:: CONSIGNE ::
Indiquez si chacun des énoncés suivants s'accorde avec le texte sur la route du grand nord. Répondez par oui ou par non et citez les mots du texte qui tranchent.
1. Cette nuit, le « je » du texte dort sur l'herbe d'un pré.
2. Le « je » du texte se nourrit de fruits cueillis dans les bois.
3. Le grand nord se parcourt sans bagages.

Sur la route du grand nord

Sur la route du grand nord, le temps roule à petite vitesse, l’espace s’étend à perte de vue, la vie reprend ses droits, et tout concourt à les maintenir entiers. Je m’enfonce dans les bois, je ralentis comme le temps, je me perds dans l’espace, et je me fais esclave de la vie – ô toi souverain magnifique.

Cette nuit, mon toit est l’univers et ses innombrables mondes. Ma couche est l’herbe du pré. Je respire ce que la nature m’offre, un peu d’air et beaucoup de fraîcheur. Je me nourris du silence qu’elle me sert; généreuse et aimante elle donne et je ne lui offre en retour rien d’autre que ma présence qui ne dit pas toujours la bienveillance.

« Homme, prends, respire, vis ». La nature se donne entière. « Laisse-moi t’aimer, laisse-moi te faire l’amour ». La nature se donne entière.

Le grand nord est un périple qui se fait sans bagages, seul et nu. Je marche à travers les bois comme un nouveau-né. Où est ma mère, où est mon père. Où sont mes sœurs et mes frères.

:: ENTRÉES FOURNIES ::

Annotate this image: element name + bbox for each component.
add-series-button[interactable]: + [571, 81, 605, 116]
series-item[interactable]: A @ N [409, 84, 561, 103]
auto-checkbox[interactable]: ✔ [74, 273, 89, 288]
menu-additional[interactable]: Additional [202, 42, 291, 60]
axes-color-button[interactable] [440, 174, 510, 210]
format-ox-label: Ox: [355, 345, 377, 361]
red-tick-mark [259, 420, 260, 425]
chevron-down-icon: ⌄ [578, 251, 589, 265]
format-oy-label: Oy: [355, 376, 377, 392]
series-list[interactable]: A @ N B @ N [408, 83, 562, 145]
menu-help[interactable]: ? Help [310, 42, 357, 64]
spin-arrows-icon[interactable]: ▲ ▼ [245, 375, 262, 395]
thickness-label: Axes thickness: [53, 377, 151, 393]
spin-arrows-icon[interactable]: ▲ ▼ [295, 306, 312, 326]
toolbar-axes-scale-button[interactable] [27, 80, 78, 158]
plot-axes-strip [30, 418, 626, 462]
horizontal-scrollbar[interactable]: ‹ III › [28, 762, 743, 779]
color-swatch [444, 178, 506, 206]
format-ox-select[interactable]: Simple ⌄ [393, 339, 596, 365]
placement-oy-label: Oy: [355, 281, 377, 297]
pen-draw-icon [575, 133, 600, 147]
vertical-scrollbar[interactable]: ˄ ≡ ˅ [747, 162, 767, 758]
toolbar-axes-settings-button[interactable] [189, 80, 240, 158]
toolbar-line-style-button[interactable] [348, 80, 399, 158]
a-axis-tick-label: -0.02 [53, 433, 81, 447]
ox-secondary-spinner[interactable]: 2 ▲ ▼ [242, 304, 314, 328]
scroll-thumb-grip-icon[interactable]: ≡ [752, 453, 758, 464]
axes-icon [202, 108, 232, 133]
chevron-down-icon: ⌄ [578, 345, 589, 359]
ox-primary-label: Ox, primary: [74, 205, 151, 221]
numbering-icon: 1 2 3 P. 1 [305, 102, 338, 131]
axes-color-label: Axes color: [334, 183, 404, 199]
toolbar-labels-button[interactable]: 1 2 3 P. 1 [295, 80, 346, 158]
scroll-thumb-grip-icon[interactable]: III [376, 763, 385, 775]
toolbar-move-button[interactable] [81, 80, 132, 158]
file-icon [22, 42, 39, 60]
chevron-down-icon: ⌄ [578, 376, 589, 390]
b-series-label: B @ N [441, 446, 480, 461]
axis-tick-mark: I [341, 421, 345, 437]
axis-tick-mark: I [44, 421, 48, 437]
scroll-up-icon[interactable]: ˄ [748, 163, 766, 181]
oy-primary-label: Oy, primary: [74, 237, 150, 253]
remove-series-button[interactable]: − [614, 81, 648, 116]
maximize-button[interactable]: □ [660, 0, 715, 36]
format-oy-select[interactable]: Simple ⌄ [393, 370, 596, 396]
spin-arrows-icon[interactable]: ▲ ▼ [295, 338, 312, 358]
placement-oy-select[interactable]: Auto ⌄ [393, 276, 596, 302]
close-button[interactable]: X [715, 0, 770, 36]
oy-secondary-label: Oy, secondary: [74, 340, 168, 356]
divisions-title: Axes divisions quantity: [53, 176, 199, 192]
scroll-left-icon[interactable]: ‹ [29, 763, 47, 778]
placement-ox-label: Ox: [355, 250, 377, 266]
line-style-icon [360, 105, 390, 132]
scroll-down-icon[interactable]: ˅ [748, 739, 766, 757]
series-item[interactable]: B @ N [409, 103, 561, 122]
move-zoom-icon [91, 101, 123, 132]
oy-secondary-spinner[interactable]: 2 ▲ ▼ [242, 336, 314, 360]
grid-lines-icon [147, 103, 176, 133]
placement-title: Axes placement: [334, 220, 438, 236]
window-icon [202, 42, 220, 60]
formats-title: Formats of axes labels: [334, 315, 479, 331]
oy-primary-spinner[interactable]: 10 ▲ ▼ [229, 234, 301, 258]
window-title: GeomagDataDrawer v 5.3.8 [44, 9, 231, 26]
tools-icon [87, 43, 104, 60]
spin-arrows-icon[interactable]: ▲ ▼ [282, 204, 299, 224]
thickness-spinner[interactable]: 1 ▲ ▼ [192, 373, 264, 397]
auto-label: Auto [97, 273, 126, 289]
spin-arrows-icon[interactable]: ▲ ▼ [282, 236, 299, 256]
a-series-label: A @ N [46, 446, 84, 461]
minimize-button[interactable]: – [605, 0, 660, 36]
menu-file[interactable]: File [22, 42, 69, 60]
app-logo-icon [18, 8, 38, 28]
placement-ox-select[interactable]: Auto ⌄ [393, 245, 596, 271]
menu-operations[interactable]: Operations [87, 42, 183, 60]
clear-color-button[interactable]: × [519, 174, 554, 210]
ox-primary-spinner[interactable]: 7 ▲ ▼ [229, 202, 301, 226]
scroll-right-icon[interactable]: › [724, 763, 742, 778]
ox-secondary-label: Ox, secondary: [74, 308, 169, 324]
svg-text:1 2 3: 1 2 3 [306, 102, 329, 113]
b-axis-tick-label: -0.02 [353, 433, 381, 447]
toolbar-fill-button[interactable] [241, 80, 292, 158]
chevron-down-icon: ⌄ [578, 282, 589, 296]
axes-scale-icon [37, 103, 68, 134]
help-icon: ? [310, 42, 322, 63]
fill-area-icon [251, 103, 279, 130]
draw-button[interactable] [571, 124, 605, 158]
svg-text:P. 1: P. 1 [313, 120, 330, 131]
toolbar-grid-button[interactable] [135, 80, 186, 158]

:: CORRIGÉ ::
1. Oui : « Ma couche est l’herbe du pré. »
2. Non : « Je me nourris du silence qu’elle me sert »
3. Oui : « Le grand nord est un périple qui se fait sans bagages, seul et nu. »